Set task:
Reproduce every record below exactly as written, but leave out any pictures.
## begin Records for the exercise
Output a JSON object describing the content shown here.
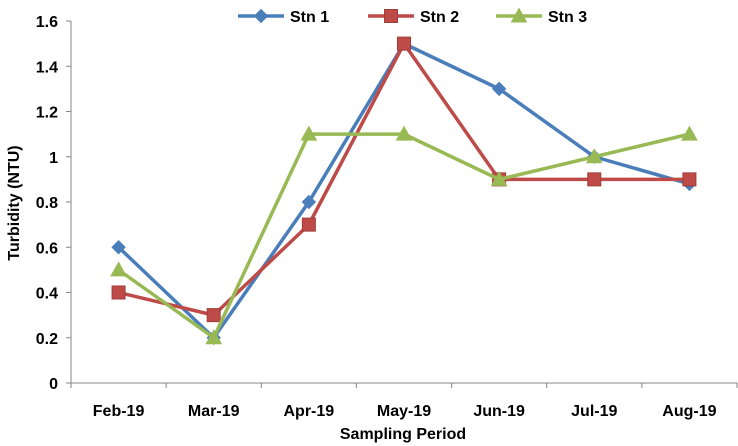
{
  "chart_data": {
    "type": "line",
    "title": "",
    "xlabel": "Sampling Period",
    "ylabel": "Turbidity (NTU)",
    "categories": [
      "Feb-19",
      "Mar-19",
      "Apr-19",
      "May-19",
      "Jun-19",
      "Jul-19",
      "Aug-19"
    ],
    "ylim": [
      0,
      1.6
    ],
    "yticks": [
      "0",
      "0.2",
      "0.4",
      "0.6",
      "0.8",
      "1",
      "1.2",
      "1.4",
      "1.6"
    ],
    "grid": false,
    "legend_position": "top-center",
    "series": [
      {
        "name": "Stn 1",
        "color": "#4a7ebb",
        "marker": "diamond",
        "values": [
          0.6,
          0.2,
          0.8,
          1.5,
          1.3,
          1.0,
          0.88
        ]
      },
      {
        "name": "Stn 2",
        "color": "#be4b48",
        "marker": "square",
        "values": [
          0.4,
          0.3,
          0.7,
          1.5,
          0.9,
          0.9,
          0.9
        ]
      },
      {
        "name": "Stn 3",
        "color": "#98b954",
        "marker": "triangle",
        "values": [
          0.5,
          0.2,
          1.1,
          1.1,
          0.9,
          1.0,
          1.1
        ]
      }
    ]
  }
}
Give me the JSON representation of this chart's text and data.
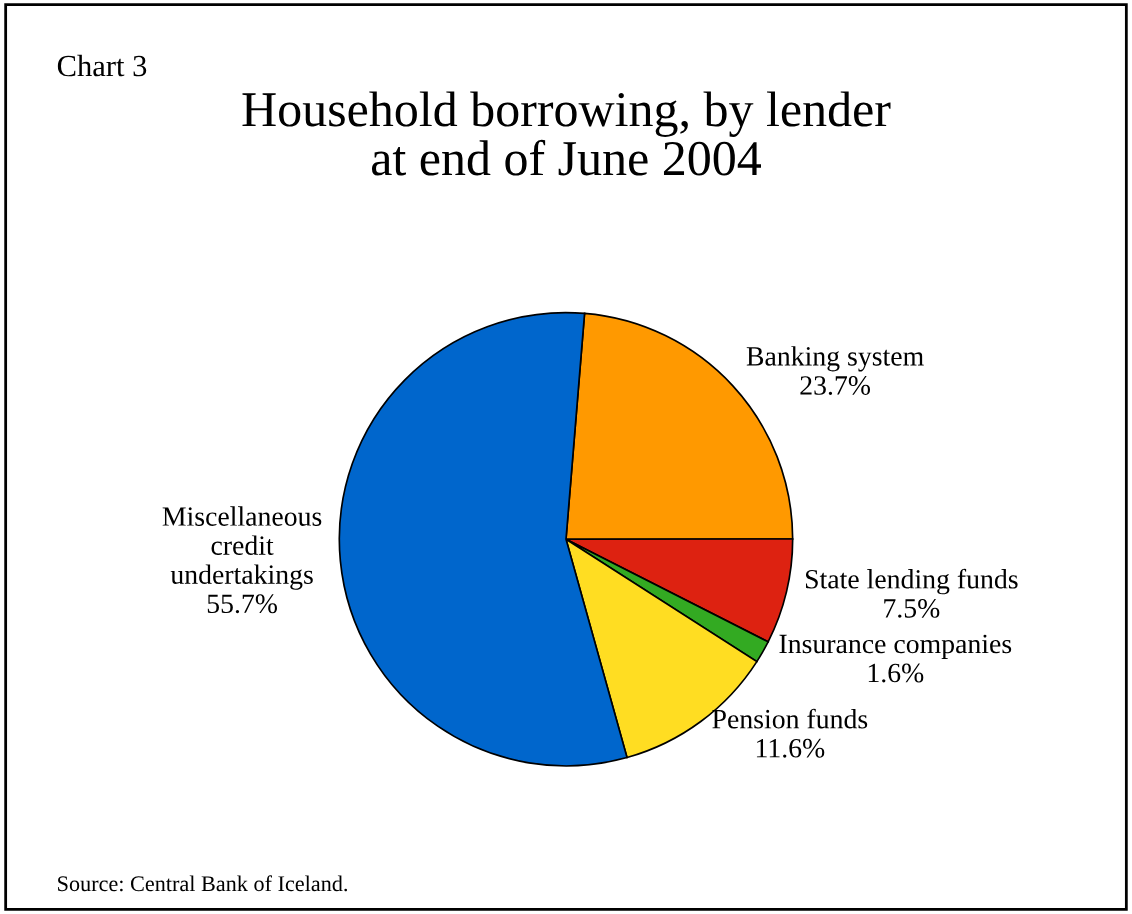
{
  "chart_data": {
    "type": "pie",
    "title": "Household borrowing, by lender\nat end of June 2004",
    "categories": [
      "Banking system",
      "State lending funds",
      "Insurance companies",
      "Pension funds",
      "Miscellaneous\ncredit\nundertakings"
    ],
    "values": [
      23.7,
      7.5,
      1.6,
      11.6,
      55.7
    ],
    "value_labels": [
      "23.7%",
      "7.5%",
      "1.6%",
      "11.6%",
      "55.7%"
    ],
    "colors": [
      "#ff9900",
      "#dd2211",
      "#33aa22",
      "#ffdd22",
      "#0066cc"
    ],
    "annotations": [
      "Chart 3",
      "Source: Central Bank of Iceland."
    ]
  }
}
## end Records for the exercise
Answer for this exercise:
Output a JSON object describing the content shown here.
{
  "chart_data": {
    "type": "line",
    "title": "",
    "xlabel": "Sampling Period",
    "ylabel": "Turbidity (NTU)",
    "categories": [
      "Feb-19",
      "Mar-19",
      "Apr-19",
      "May-19",
      "Jun-19",
      "Jul-19",
      "Aug-19"
    ],
    "ylim": [
      0,
      1.6
    ],
    "yticks": [
      "0",
      "0.2",
      "0.4",
      "0.6",
      "0.8",
      "1",
      "1.2",
      "1.4",
      "1.6"
    ],
    "grid": false,
    "legend_position": "top-center",
    "series": [
      {
        "name": "Stn 1",
        "color": "#4a7ebb",
        "marker": "diamond",
        "values": [
          0.6,
          0.2,
          0.8,
          1.5,
          1.3,
          1.0,
          0.88
        ]
      },
      {
        "name": "Stn 2",
        "color": "#be4b48",
        "marker": "square",
        "values": [
          0.4,
          0.3,
          0.7,
          1.5,
          0.9,
          0.9,
          0.9
        ]
      },
      {
        "name": "Stn 3",
        "color": "#98b954",
        "marker": "triangle",
        "values": [
          0.5,
          0.2,
          1.1,
          1.1,
          0.9,
          1.0,
          1.1
        ]
      }
    ]
  }
}
Give me the JSON representation of this chart's text and data.
{
  "chart_data": {
    "type": "pie",
    "title": "Household borrowing, by lender\nat end of June 2004",
    "categories": [
      "Banking system",
      "State lending funds",
      "Insurance companies",
      "Pension funds",
      "Miscellaneous\ncredit\nundertakings"
    ],
    "values": [
      23.7,
      7.5,
      1.6,
      11.6,
      55.7
    ],
    "value_labels": [
      "23.7%",
      "7.5%",
      "1.6%",
      "11.6%",
      "55.7%"
    ],
    "colors": [
      "#ff9900",
      "#dd2211",
      "#33aa22",
      "#ffdd22",
      "#0066cc"
    ],
    "annotations": [
      "Chart 3",
      "Source: Central Bank of Iceland."
    ]
  }
}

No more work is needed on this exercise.